PROVIDED MATERIAL
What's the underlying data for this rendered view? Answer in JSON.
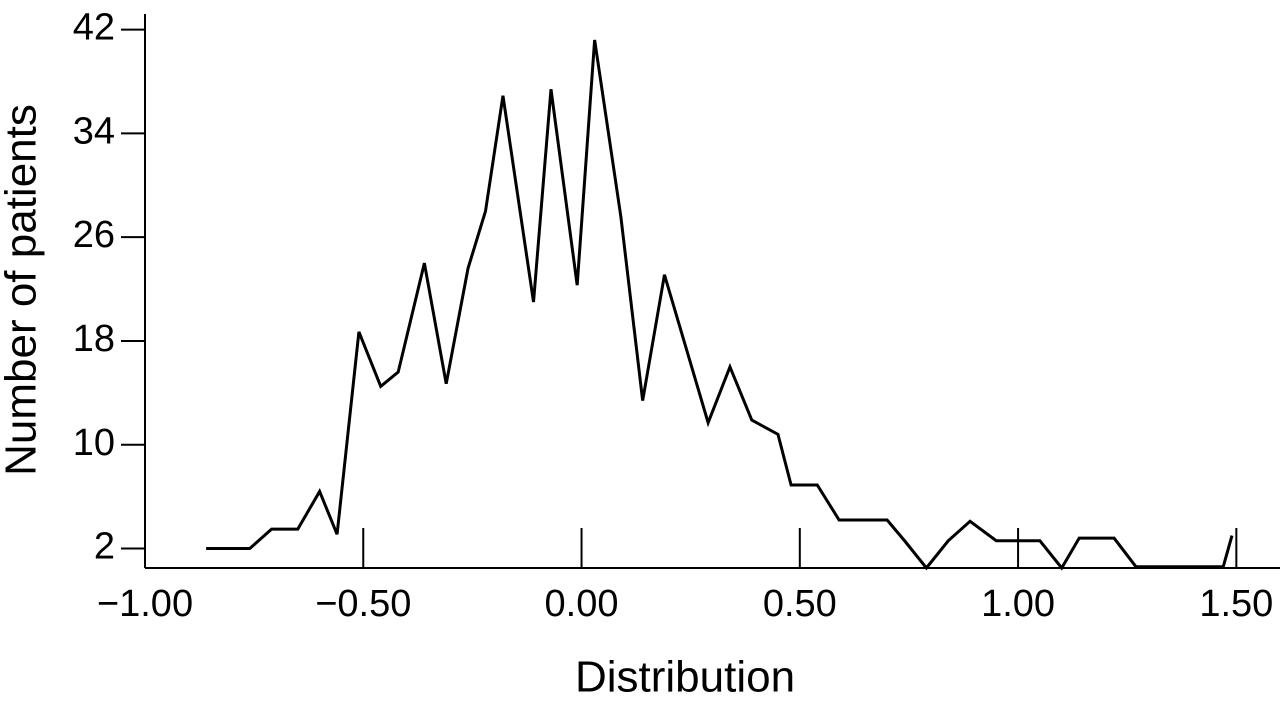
{
  "chart_data": {
    "type": "line",
    "xlabel": "Distribution",
    "ylabel": "Number of patients",
    "x": [
      -0.86,
      -0.76,
      -0.71,
      -0.65,
      -0.6,
      -0.56,
      -0.51,
      -0.46,
      -0.42,
      -0.36,
      -0.31,
      -0.26,
      -0.22,
      -0.18,
      -0.11,
      -0.07,
      -0.01,
      0.03,
      0.09,
      0.14,
      0.19,
      0.29,
      0.34,
      0.39,
      0.45,
      0.48,
      0.54,
      0.59,
      0.7,
      0.74,
      0.79,
      0.84,
      0.89,
      0.95,
      1.05,
      1.1,
      1.14,
      1.22,
      1.27,
      1.47,
      1.49
    ],
    "series": [
      {
        "name": "Patients",
        "color": "#000000",
        "values": [
          2,
          2,
          3.5,
          3.5,
          6.4,
          3.1,
          18.7,
          14.5,
          15.6,
          24,
          14.7,
          23.6,
          28,
          36.9,
          21,
          37.4,
          22.3,
          41.2,
          27.6,
          13.4,
          23.1,
          11.7,
          16,
          11.9,
          10.8,
          6.9,
          6.9,
          4.2,
          4.2,
          2.6,
          0.5,
          2.6,
          4.1,
          2.6,
          2.6,
          0.5,
          2.8,
          2.8,
          0.6,
          0.6,
          3
        ]
      }
    ],
    "xlim": [
      -1,
      1.6
    ],
    "ylim": [
      0.5,
      43.2
    ],
    "xticks": [
      {
        "value": -1,
        "label": "−1.00"
      },
      {
        "value": -0.5,
        "label": "−0.50"
      },
      {
        "value": 0,
        "label": "0.00"
      },
      {
        "value": 0.5,
        "label": "0.50"
      },
      {
        "value": 1,
        "label": "1.00"
      },
      {
        "value": 1.5,
        "label": "1.50"
      }
    ],
    "yticks": [
      2,
      10,
      18,
      26,
      34,
      42
    ]
  }
}
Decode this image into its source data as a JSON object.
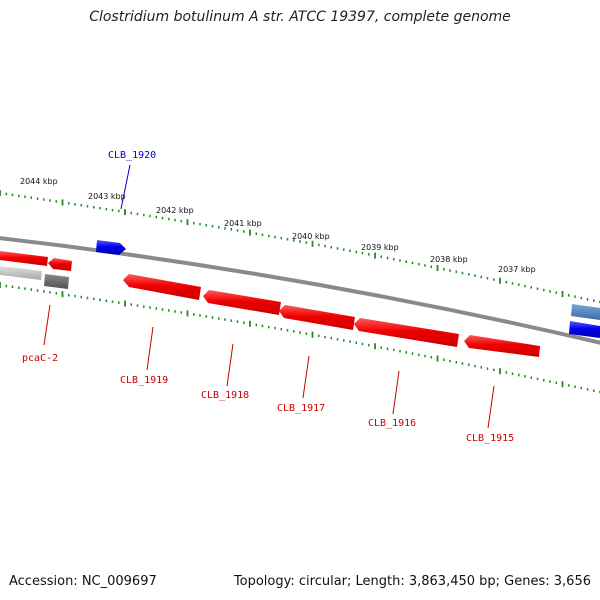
{
  "title": "Clostridium botulinum A str. ATCC 19397, complete genome",
  "footer": {
    "accession": "Accession: NC_009697",
    "topology": "Topology: circular; Length: 3,863,450 bp; Genes: 3,656"
  },
  "colors": {
    "forward_gene": "#0000ee",
    "reverse_gene": "#ee0000",
    "label_forward": "#0000cc",
    "label_reverse": "#cc0000",
    "tick": "#228822",
    "backbone": "#888888",
    "grey_gene": "#b8b8b8",
    "dark_grey_gene": "#606060",
    "steel_gene": "#4a80b8"
  },
  "scale": {
    "unit": "kbp",
    "labels": [
      "2044 kbp",
      "2043 kbp",
      "2042 kbp",
      "2041 kbp",
      "2040 kbp",
      "2039 kbp",
      "2038 kbp",
      "2037 kbp"
    ]
  },
  "genes": [
    {
      "name": "CLB_1920",
      "strand": "forward",
      "label_color": "label_forward"
    },
    {
      "name": "pcaC-2",
      "strand": "reverse",
      "label_color": "label_reverse"
    },
    {
      "name": "CLB_1919",
      "strand": "reverse",
      "label_color": "label_reverse"
    },
    {
      "name": "CLB_1918",
      "strand": "reverse",
      "label_color": "label_reverse"
    },
    {
      "name": "CLB_1917",
      "strand": "reverse",
      "label_color": "label_reverse"
    },
    {
      "name": "CLB_1916",
      "strand": "reverse",
      "label_color": "label_reverse"
    },
    {
      "name": "CLB_1915",
      "strand": "reverse",
      "label_color": "label_reverse"
    }
  ]
}
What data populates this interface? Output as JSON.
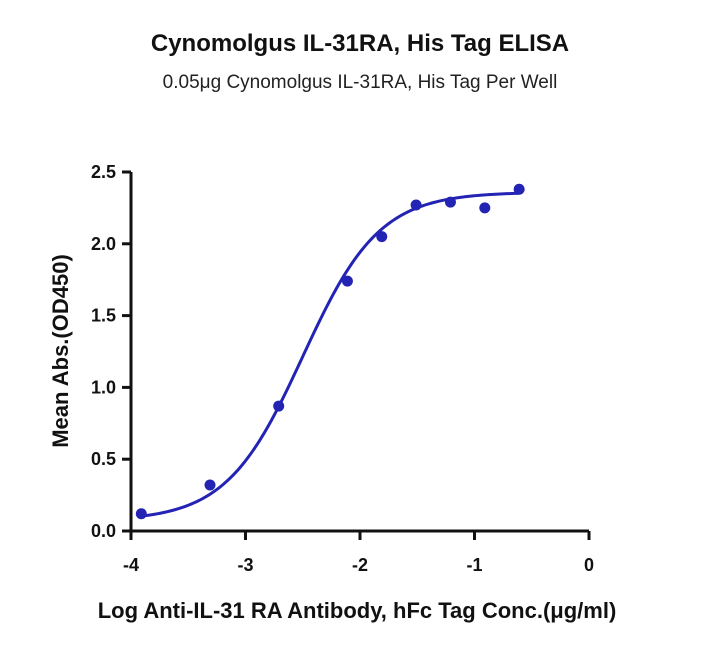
{
  "chart_data": {
    "type": "scatter",
    "title": "Cynomolgus IL-31RA, His Tag ELISA",
    "subtitle": "0.05μg Cynomolgus IL-31RA, His Tag Per Well",
    "xlabel": "Log Anti-IL-31 RA Antibody, hFc Tag Conc.(μg/ml)",
    "ylabel": "Mean Abs.(OD450)",
    "xlim": [
      -4,
      0
    ],
    "ylim": [
      0,
      2.5
    ],
    "xticks": [
      -4,
      -3,
      -2,
      -1,
      0
    ],
    "xtick_labels": [
      "-4",
      "-3",
      "-2",
      "-1",
      "0"
    ],
    "yticks": [
      0,
      0.5,
      1.0,
      1.5,
      2.0,
      2.5
    ],
    "ytick_labels": [
      "0.0",
      "0.5",
      "1.0",
      "1.5",
      "2.0",
      "2.5"
    ],
    "grid": false,
    "color": "#2323b4",
    "points": [
      {
        "x": -3.91,
        "y": 0.12
      },
      {
        "x": -3.31,
        "y": 0.32
      },
      {
        "x": -2.71,
        "y": 0.87
      },
      {
        "x": -2.11,
        "y": 1.74
      },
      {
        "x": -1.81,
        "y": 2.05
      },
      {
        "x": -1.51,
        "y": 2.27
      },
      {
        "x": -1.21,
        "y": 2.29
      },
      {
        "x": -0.91,
        "y": 2.25
      },
      {
        "x": -0.61,
        "y": 2.38
      }
    ],
    "fit_curve": {
      "model": "4PL",
      "bottom": 0.07,
      "top": 2.36,
      "log_ec50": -2.5,
      "hill_slope": 1.3,
      "x_range": [
        -3.91,
        -0.61
      ]
    }
  }
}
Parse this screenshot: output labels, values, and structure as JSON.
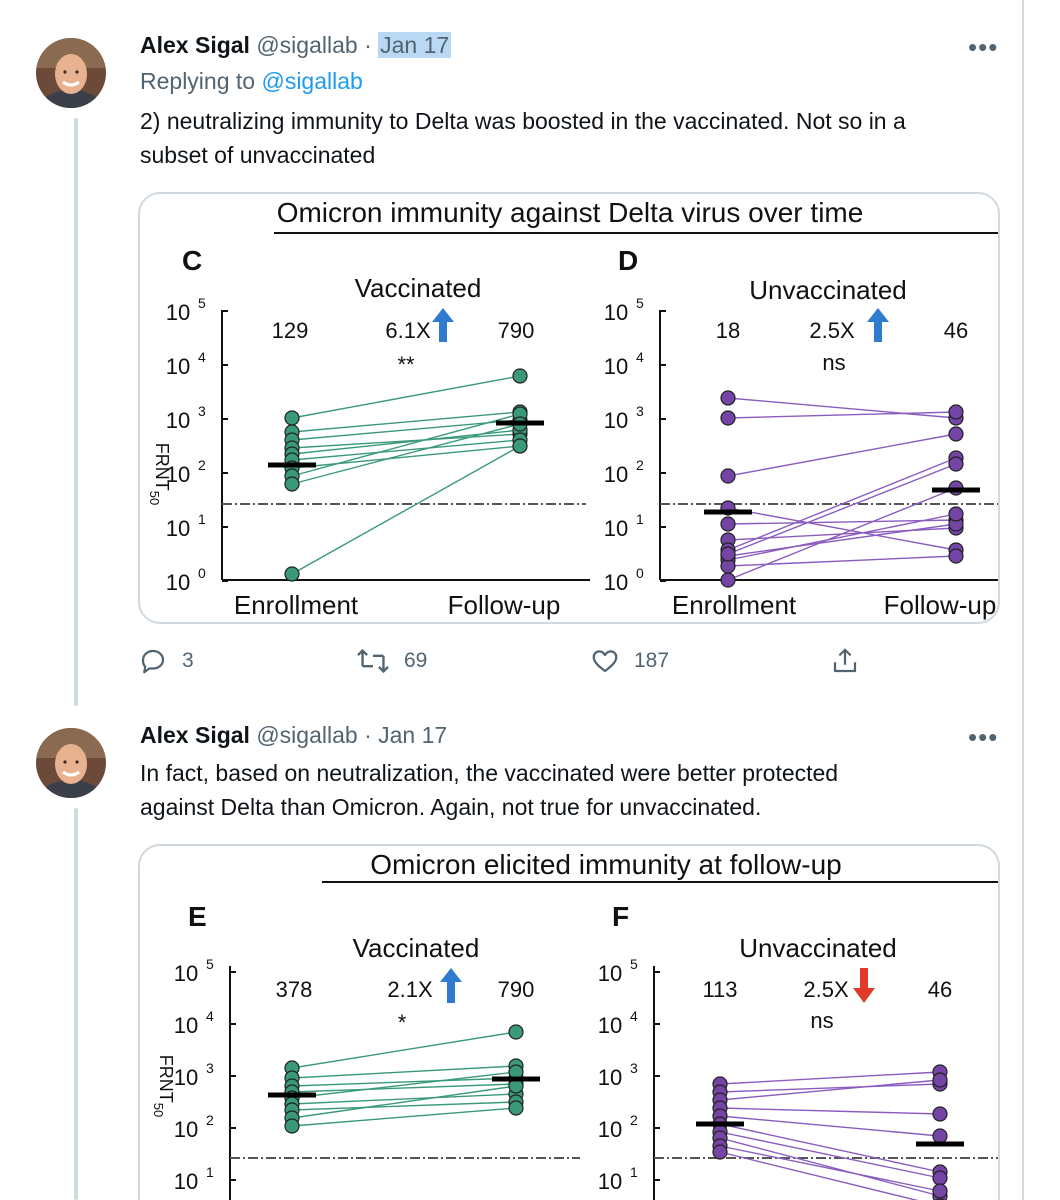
{
  "tweets": [
    {
      "name": "Alex Sigal",
      "handle": "@sigallab",
      "separator": "·",
      "date": "Jan 17",
      "replying_prefix": "Replying to",
      "replying_to": "@sigallab",
      "text_line1": "2) neutralizing immunity to Delta was boosted in the vaccinated. Not so in a",
      "text_line2": "subset of unvaccinated",
      "more_icon": "•••",
      "actions": {
        "replies": "3",
        "retweets": "69",
        "likes": "187"
      }
    },
    {
      "name": "Alex Sigal",
      "handle": "@sigallab",
      "separator": "·",
      "date": "Jan 17",
      "text_line1": "In fact, based on neutralization, the vaccinated were better protected",
      "text_line2": "against Delta than Omicron. Again, not true for unvaccinated.",
      "more_icon": "•••"
    }
  ],
  "figure1": {
    "title": "Omicron immunity against Delta virus over time",
    "ylabel": "FRNT",
    "ylabel_sub": "50",
    "left": {
      "letter": "C",
      "group": "Vaccinated",
      "n1": "129",
      "fold": "6.1X",
      "n2": "790",
      "sig": "**",
      "x1": "Enrollment",
      "x2": "Follow-up",
      "arrow": "up"
    },
    "right": {
      "letter": "D",
      "group": "Unvaccinated",
      "n1": "18",
      "fold": "2.5X",
      "n2": "46",
      "sig": "ns",
      "x1": "Enrollment",
      "x2": "Follow-up",
      "arrow": "up"
    },
    "yticks": [
      "10",
      "10",
      "10",
      "10",
      "10",
      "10"
    ],
    "yexp": [
      "5",
      "4",
      "3",
      "2",
      "1",
      "0"
    ]
  },
  "figure2": {
    "title": "Omicron elicited immunity at follow-up",
    "ylabel": "FRNT",
    "ylabel_sub": "50",
    "left": {
      "letter": "E",
      "group": "Vaccinated",
      "n1": "378",
      "fold": "2.1X",
      "n2": "790",
      "sig": "*",
      "arrow": "up"
    },
    "right": {
      "letter": "F",
      "group": "Unvaccinated",
      "n1": "113",
      "fold": "2.5X",
      "n2": "46",
      "sig": "ns",
      "arrow": "down"
    },
    "yticks": [
      "10",
      "10",
      "10",
      "10",
      "10"
    ],
    "yexp": [
      "5",
      "4",
      "3",
      "2",
      "1"
    ]
  },
  "colors": {
    "vaccinated_fill": "#3a9a77",
    "unvaccinated_fill": "#7445a5",
    "up_arrow": "#2e7bd0",
    "down_arrow": "#e03a2a",
    "link": "#1d9bf0"
  }
}
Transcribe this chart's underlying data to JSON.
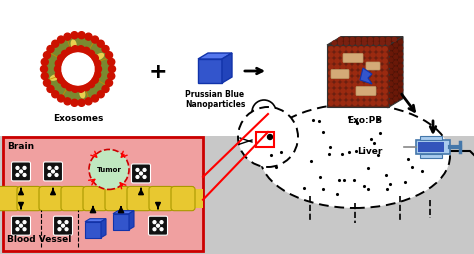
{
  "bg_color": "#c8c8c8",
  "label_exosome": "Exosomes",
  "label_pb": "Prussian Blue\nNanoparticles",
  "label_exopb": "Exo:PB",
  "label_brain": "Brain",
  "label_blood": "Blood Vessel",
  "label_tumor": "Tumor",
  "label_liver": "Liver",
  "pb_color": "#3355cc",
  "exopb_bg": "#6b2010",
  "brain_bg": "#f0a0a0",
  "vessel_color": "#e8c830",
  "dice_color": "#111111",
  "tumor_color": "#c0e8c0",
  "font_size_label": 6.5,
  "font_size_small": 5.5,
  "white": "#ffffff",
  "black": "#000000",
  "red": "#cc0000"
}
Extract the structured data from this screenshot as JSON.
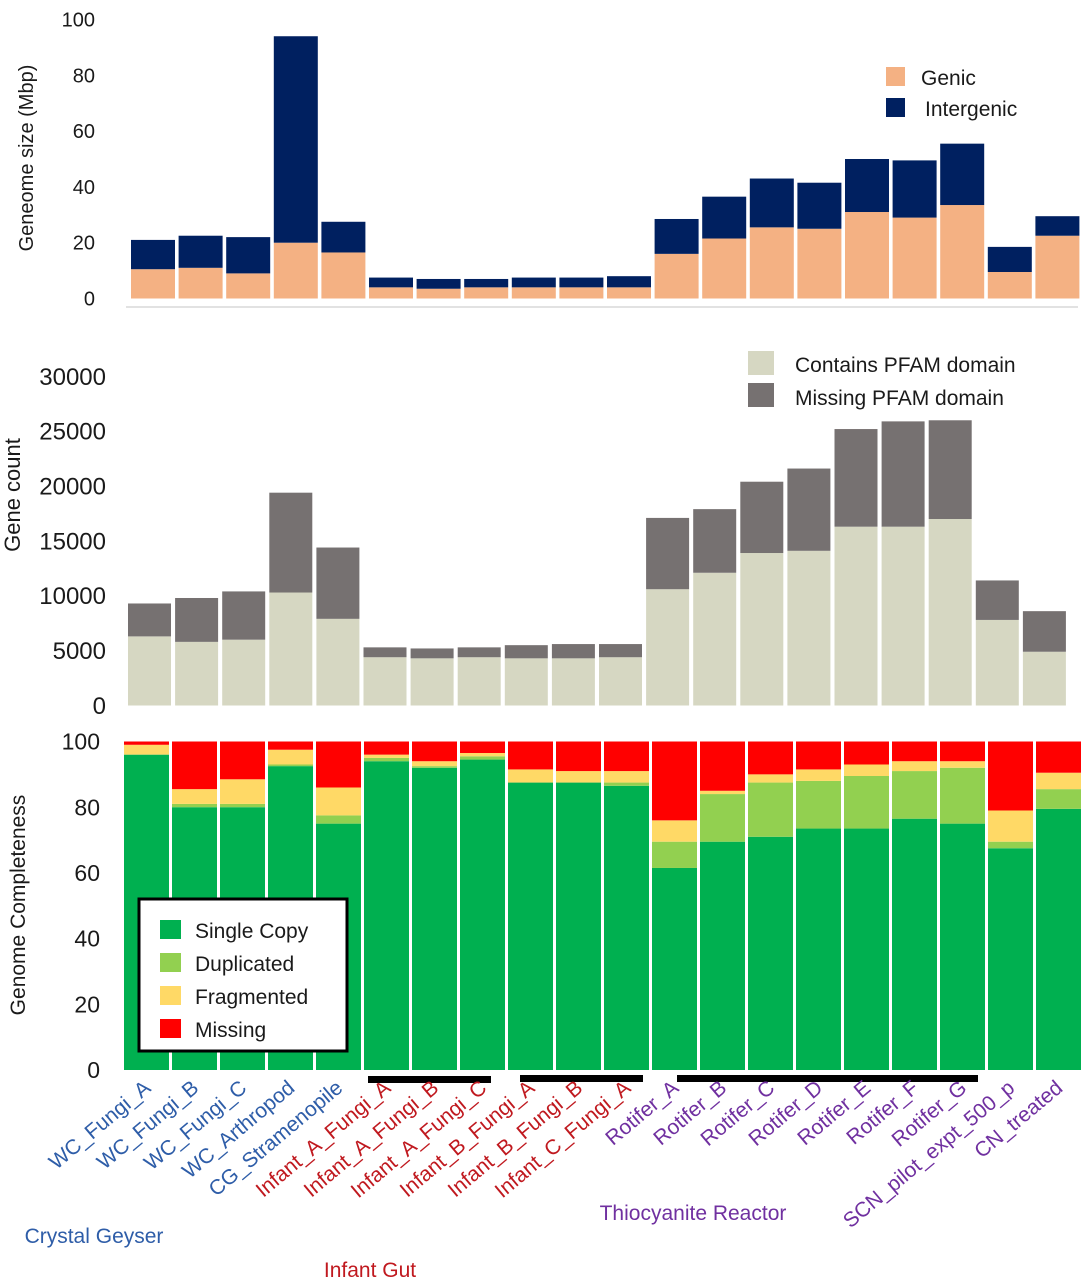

REQUIRED ACTION
Return only the lines from the one containing "Transcribe this chart's" through the last line of the entries above, exactly as written and without pictures.

ANSWER BELOW
Transcribe this chart's underlying data to JSON.
{
  "bg_color": "#c8c8c8",
  "label_exosome": "Exosomes",
  "label_pb": "Prussian Blue\nNanoparticles",
  "label_exopb": "Exo:PB",
  "label_brain": "Brain",
  "label_blood": "Blood Vessel",
  "label_tumor": "Tumor",
  "label_liver": "Liver",
  "pb_color": "#3355cc",
  "exopb_bg": "#6b2010",
  "brain_bg": "#f0a0a0",
  "vessel_color": "#e8c830",
  "dice_color": "#111111",
  "tumor_color": "#c0e8c0",
  "font_size_label": 6.5,
  "font_size_small": 5.5,
  "white": "#ffffff",
  "black": "#000000",
  "red": "#cc0000"
}
Extract the structured data from this screenshot as JSON.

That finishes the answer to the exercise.